Dataset excerpt:
◇ ◇ ◇

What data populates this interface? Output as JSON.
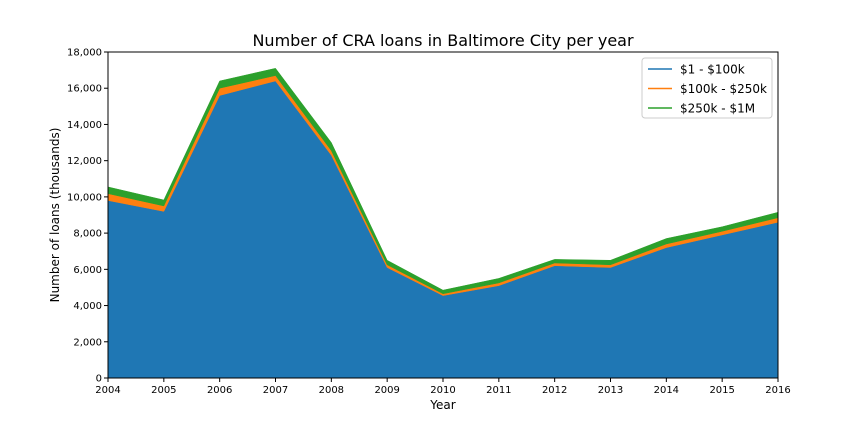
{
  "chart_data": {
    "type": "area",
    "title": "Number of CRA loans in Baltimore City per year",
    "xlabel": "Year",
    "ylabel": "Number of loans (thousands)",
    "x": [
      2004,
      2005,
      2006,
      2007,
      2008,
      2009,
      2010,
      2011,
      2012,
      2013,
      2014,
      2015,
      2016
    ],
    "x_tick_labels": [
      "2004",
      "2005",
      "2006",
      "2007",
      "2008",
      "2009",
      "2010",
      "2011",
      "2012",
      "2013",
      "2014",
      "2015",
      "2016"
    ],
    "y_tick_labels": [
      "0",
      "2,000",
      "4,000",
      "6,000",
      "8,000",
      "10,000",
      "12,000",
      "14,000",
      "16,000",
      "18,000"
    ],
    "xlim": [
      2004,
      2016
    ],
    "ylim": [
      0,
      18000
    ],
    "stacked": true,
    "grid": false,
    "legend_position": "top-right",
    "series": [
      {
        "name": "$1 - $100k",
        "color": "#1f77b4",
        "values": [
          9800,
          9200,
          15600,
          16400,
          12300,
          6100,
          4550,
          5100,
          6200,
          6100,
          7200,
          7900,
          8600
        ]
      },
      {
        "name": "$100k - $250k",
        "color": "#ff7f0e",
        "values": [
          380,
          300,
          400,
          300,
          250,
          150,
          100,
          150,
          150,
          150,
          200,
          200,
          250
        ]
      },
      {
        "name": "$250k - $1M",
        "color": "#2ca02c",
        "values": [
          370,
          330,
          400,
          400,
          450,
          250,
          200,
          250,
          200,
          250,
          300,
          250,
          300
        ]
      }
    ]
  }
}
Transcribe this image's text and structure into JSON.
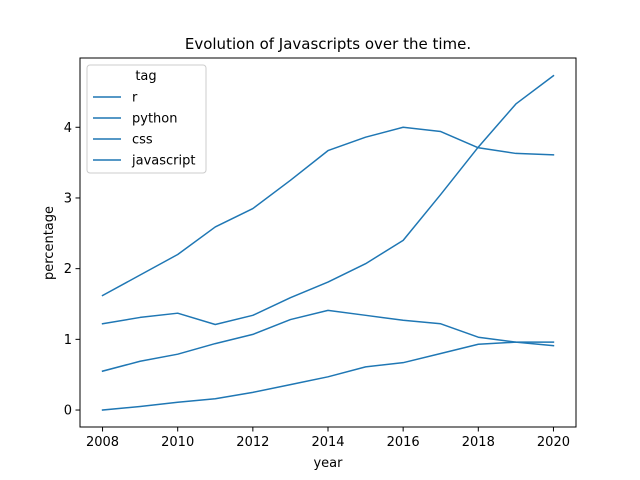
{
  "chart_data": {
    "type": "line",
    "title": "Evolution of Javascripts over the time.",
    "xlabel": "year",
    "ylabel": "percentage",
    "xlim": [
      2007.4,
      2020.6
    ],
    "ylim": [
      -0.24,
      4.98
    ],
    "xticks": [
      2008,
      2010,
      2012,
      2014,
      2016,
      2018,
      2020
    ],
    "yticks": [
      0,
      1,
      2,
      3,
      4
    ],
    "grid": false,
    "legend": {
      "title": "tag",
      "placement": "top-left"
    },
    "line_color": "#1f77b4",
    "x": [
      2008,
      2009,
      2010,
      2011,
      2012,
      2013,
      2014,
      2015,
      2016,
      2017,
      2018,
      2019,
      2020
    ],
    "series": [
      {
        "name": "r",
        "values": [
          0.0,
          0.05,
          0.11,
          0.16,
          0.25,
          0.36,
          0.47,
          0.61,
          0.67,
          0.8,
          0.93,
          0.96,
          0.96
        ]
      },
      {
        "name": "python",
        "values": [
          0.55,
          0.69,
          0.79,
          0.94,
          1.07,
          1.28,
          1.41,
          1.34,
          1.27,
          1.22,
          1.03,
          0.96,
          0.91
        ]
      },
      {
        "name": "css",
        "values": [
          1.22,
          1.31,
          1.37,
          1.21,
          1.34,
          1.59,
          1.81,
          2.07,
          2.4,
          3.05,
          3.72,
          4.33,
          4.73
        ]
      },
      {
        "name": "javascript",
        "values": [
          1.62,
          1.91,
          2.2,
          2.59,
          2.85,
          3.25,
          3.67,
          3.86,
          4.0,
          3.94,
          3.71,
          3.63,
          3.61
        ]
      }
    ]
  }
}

◇ ◇ ◇

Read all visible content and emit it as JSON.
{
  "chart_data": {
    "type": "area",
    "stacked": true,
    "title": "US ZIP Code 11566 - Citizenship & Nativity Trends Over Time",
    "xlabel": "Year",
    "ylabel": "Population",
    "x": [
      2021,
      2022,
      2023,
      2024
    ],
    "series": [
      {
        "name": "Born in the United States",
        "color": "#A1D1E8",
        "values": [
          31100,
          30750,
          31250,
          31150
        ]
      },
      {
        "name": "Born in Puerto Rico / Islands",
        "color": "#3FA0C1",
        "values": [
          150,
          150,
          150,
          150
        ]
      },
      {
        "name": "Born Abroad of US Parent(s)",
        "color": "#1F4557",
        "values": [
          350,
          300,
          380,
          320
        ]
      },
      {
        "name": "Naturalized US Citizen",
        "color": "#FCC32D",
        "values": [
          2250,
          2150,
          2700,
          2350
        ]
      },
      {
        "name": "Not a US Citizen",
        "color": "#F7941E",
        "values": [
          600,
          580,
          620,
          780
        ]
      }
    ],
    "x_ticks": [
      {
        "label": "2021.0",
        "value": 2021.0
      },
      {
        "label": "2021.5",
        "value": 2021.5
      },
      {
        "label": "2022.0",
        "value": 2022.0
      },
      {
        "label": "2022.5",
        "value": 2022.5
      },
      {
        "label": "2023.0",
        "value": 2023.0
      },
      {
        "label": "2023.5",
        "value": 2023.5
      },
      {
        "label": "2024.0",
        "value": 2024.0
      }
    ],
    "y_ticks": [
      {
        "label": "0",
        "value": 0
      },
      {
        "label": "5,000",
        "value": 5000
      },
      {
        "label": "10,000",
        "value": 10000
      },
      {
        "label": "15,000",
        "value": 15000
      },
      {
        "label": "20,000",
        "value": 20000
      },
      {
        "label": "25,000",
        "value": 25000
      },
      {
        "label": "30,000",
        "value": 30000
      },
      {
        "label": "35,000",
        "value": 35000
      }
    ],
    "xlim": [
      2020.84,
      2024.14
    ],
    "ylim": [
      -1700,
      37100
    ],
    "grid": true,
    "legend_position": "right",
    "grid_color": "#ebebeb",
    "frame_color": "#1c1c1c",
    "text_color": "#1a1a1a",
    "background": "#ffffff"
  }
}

◇ ◇ ◇

Instructions for the task: Filter lines by "this" and return each hit.

Exercise output:
What data populates this interface? Output as JSON.
Transcribe this image's text and structure into JSON.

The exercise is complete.